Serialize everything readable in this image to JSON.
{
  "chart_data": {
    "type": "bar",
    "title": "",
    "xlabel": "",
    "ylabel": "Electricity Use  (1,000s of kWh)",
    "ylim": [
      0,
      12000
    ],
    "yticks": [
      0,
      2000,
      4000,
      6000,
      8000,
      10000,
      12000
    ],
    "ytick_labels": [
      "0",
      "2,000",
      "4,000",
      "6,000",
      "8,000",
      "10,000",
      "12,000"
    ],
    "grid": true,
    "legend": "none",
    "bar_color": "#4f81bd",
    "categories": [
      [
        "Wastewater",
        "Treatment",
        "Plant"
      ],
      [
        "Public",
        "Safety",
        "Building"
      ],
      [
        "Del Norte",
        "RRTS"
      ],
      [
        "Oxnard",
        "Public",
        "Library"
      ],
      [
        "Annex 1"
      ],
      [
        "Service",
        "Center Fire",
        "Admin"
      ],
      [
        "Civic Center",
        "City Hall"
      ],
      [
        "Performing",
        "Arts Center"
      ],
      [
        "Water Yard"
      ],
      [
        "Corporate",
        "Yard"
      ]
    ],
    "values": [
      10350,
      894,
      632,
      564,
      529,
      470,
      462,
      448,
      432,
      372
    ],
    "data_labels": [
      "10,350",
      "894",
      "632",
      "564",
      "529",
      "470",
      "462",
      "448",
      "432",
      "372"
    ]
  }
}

▶ [SHORT TASK] Gather every line from the listing above in which "Center" appears, and copy those lines.

▶ [WORKED ANSWER]
        "Center Fire",
        "Civic Center",
        "Arts Center"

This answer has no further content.